**TASK**
Within the data below, copy each line where the string "cold" is found.

Saved data entries

◆ ◆ ◆

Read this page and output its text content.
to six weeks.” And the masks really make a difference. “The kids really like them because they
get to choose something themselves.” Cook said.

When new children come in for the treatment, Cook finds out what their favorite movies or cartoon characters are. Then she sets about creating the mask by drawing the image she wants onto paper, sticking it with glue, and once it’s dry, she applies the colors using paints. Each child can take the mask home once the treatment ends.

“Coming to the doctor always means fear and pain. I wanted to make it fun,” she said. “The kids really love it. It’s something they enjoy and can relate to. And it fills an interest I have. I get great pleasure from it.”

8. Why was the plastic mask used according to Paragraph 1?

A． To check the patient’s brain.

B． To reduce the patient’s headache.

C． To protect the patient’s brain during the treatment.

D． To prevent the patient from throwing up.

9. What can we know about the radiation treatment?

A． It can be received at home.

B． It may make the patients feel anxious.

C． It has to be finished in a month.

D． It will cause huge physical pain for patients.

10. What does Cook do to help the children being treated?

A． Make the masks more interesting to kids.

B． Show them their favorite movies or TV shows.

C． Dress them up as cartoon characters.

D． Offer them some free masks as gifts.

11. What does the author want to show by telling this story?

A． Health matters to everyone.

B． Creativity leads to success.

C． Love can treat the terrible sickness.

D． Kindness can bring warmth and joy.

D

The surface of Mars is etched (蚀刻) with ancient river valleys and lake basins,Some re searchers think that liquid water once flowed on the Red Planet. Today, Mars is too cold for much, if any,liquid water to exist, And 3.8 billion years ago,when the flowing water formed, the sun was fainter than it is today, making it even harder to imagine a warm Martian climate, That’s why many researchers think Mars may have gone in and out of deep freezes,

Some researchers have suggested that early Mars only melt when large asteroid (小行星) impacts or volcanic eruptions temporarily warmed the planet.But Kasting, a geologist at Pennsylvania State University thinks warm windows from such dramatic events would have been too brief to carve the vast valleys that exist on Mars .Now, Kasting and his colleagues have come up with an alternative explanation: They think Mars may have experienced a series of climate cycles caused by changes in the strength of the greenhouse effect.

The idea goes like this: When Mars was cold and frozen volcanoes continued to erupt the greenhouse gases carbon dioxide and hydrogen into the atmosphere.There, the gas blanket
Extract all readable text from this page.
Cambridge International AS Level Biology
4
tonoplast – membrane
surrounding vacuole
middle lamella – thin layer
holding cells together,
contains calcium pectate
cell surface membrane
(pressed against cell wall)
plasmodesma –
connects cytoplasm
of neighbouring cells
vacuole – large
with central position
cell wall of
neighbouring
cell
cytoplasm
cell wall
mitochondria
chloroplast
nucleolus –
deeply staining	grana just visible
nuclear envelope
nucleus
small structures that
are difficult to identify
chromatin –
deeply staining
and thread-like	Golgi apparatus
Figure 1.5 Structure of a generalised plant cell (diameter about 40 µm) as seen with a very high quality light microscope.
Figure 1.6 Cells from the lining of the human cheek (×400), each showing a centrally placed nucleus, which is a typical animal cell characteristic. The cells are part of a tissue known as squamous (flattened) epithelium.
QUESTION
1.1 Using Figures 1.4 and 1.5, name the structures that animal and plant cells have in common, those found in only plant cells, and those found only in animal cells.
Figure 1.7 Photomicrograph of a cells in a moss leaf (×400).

◆ ◆ ◆

**YOUR SOLUTION**
The surface of Mars is etched (蚀刻) with ancient river valleys and lake basins,Some re searchers think that liquid water once flowed on the Red Planet. Today, Mars is too cold for much, if any,liquid water to exist, And 3.8 billion years ago,when the flowing water formed, the sun was fainter than it is today, making it even harder to imagine a warm Martian climate, That’s why many researchers think Mars may have gone in and out of deep freezes,
The idea goes like this: When Mars was cold and frozen volcanoes continued to erupt the greenhouse gases carbon dioxide and hydrogen into the atmosphere.There, the gas blanket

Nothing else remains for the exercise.